Whenever a line contains the string "header", copy it out of the entries.

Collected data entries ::
start

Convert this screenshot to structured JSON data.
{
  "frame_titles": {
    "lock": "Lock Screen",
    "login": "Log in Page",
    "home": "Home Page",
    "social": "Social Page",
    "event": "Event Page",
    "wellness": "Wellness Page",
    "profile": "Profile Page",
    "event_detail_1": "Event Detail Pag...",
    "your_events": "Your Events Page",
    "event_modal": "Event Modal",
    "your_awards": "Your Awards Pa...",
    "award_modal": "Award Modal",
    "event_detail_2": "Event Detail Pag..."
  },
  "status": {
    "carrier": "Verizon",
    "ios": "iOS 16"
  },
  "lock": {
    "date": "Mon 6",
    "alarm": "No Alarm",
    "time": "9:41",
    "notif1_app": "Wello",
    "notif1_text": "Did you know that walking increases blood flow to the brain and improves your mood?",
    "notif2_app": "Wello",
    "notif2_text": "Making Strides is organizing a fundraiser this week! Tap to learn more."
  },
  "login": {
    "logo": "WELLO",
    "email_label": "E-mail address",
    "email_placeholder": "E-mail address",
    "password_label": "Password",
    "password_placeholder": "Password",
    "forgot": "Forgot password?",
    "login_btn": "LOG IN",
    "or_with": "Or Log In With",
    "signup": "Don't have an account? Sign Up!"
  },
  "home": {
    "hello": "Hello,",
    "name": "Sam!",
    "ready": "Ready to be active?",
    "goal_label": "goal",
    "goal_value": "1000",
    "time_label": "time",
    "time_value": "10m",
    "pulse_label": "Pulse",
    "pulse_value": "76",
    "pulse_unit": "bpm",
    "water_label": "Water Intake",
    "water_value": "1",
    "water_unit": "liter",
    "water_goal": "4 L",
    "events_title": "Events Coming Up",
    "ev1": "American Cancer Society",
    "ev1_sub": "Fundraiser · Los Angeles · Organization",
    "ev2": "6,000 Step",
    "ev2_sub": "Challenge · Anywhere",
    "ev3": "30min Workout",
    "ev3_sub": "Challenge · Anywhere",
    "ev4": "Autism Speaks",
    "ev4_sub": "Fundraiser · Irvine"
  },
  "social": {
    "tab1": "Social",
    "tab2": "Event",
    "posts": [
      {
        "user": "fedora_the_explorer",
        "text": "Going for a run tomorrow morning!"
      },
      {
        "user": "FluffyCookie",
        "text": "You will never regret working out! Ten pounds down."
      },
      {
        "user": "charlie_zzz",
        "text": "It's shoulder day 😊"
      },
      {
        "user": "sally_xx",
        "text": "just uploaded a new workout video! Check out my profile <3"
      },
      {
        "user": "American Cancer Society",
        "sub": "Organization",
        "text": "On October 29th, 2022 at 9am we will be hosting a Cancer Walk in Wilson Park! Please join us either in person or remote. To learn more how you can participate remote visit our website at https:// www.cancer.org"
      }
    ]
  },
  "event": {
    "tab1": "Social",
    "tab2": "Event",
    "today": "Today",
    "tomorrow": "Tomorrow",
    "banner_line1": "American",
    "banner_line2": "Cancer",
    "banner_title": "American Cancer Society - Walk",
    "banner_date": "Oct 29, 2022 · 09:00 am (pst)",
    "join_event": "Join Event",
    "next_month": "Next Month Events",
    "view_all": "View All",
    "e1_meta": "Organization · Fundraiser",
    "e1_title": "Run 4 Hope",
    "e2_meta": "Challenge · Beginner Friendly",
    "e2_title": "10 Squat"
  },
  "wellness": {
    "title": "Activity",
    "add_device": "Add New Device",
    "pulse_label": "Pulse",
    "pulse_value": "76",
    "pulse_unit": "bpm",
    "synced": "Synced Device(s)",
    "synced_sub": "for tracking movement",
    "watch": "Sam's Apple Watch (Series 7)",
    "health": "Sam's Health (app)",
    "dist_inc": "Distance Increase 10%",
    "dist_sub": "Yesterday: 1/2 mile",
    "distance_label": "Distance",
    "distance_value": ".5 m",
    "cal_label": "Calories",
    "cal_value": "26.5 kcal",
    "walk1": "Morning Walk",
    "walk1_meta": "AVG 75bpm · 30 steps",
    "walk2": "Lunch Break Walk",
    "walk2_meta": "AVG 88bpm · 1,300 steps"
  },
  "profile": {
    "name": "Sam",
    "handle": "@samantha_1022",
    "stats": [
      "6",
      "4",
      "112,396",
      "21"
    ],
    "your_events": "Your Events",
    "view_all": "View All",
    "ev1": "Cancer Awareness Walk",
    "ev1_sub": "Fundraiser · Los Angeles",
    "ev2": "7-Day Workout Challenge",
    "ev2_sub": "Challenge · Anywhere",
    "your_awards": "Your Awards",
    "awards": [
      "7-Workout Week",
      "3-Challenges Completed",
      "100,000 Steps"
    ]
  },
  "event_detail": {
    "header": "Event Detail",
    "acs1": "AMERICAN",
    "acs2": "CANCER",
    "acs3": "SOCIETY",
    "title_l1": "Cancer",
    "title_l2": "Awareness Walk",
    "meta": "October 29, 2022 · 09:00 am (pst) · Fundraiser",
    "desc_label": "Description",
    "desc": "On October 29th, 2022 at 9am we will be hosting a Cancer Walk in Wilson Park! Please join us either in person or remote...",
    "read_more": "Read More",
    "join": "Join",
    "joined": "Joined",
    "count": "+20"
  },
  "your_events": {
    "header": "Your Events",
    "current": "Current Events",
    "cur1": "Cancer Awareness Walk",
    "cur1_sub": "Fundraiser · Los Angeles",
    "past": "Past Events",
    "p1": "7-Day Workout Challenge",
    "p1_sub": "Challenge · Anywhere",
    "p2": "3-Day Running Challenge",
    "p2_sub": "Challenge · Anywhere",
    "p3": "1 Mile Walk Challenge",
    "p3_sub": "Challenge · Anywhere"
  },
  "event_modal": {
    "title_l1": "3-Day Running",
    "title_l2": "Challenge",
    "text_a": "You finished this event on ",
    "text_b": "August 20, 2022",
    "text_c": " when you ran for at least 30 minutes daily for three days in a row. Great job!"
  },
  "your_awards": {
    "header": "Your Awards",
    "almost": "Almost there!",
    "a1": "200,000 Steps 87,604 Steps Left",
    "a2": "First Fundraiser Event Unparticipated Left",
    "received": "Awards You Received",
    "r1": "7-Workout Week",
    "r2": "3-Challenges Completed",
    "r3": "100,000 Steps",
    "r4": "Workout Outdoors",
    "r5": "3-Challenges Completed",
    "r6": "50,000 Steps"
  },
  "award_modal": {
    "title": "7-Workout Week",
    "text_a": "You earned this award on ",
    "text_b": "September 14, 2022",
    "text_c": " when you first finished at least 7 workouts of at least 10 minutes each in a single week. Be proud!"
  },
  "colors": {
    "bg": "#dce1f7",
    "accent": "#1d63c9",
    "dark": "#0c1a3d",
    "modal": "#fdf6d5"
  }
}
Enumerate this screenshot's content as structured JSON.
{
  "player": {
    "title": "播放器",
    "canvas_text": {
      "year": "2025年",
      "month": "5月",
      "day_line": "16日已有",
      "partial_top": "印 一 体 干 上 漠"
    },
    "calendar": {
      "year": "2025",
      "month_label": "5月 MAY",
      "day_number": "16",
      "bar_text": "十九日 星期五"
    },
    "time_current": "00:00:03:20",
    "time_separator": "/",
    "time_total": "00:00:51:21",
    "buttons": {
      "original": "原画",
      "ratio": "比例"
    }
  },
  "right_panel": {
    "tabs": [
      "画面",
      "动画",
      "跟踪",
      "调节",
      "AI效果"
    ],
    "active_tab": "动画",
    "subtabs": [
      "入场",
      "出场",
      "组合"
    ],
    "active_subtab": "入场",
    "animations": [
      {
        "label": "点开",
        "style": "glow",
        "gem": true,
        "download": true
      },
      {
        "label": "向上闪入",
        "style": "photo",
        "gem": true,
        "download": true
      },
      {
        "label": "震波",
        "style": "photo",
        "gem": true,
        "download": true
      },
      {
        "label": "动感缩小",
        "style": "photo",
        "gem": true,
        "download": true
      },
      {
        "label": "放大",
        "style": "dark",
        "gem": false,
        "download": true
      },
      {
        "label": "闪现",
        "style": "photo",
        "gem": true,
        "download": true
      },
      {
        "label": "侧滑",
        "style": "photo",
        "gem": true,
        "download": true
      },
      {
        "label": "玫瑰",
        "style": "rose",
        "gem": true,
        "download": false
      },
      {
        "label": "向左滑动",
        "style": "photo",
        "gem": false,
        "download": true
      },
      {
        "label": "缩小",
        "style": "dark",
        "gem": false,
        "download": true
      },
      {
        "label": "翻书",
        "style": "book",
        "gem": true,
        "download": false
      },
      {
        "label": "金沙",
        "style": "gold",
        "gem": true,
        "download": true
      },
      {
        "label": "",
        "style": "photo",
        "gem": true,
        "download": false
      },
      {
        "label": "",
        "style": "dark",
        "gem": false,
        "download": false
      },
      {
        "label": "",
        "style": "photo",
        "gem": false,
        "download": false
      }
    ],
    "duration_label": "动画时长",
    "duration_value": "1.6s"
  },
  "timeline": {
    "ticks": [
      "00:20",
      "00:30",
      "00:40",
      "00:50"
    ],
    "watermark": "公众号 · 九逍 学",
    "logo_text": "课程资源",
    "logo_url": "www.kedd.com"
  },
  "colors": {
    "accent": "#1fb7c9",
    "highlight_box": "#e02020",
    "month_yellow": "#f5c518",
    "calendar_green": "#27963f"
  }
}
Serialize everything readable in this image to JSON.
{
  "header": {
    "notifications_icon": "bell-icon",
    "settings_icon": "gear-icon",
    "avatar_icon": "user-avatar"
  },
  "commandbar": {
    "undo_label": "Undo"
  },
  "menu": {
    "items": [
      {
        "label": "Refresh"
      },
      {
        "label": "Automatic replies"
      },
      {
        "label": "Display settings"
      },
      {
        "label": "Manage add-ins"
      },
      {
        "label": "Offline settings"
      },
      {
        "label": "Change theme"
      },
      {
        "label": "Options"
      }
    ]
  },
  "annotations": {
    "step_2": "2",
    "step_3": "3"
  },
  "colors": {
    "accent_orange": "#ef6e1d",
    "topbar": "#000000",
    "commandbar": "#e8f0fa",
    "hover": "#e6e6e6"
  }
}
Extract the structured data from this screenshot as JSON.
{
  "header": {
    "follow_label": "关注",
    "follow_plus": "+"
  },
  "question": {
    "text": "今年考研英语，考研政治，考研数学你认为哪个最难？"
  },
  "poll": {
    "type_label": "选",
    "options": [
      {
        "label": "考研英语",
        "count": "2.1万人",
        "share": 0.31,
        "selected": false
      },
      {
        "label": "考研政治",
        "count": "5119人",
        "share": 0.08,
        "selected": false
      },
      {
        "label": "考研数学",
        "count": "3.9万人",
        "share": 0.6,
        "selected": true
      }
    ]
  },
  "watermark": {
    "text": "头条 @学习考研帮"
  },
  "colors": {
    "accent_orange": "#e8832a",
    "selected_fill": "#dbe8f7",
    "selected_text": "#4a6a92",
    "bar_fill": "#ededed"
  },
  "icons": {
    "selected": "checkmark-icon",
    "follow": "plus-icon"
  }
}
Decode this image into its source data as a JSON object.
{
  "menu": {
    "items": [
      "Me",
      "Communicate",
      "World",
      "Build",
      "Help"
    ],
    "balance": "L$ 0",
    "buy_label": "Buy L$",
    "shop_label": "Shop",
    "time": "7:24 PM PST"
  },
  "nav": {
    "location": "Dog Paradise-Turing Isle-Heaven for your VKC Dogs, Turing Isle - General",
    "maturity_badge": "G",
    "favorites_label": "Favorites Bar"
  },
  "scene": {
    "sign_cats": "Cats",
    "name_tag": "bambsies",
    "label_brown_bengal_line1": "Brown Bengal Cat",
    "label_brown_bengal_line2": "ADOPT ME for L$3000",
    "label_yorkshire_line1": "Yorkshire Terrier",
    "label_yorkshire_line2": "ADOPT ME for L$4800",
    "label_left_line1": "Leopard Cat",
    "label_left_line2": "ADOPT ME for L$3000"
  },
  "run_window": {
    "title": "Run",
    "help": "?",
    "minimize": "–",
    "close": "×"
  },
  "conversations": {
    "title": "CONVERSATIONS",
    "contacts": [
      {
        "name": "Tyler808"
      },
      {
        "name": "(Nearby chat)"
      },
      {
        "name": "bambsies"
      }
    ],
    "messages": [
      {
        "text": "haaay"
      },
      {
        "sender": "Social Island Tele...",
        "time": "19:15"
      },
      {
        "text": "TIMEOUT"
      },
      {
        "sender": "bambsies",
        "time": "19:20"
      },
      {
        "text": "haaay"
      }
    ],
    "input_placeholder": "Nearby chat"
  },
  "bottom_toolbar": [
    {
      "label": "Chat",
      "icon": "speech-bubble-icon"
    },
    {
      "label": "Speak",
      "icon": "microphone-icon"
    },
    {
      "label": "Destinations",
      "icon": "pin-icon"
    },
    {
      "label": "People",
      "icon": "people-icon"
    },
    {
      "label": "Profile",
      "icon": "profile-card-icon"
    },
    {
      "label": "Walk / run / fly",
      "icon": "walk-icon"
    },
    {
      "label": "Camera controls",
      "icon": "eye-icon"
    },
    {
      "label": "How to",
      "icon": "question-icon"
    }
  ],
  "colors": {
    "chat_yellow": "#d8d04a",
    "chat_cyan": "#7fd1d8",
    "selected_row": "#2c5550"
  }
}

end

ANSWER BELOW ::
    "header": "Event Detail",
    "header": "Your Events",
    "header": "Your Awards",
  "header": {
  "header": {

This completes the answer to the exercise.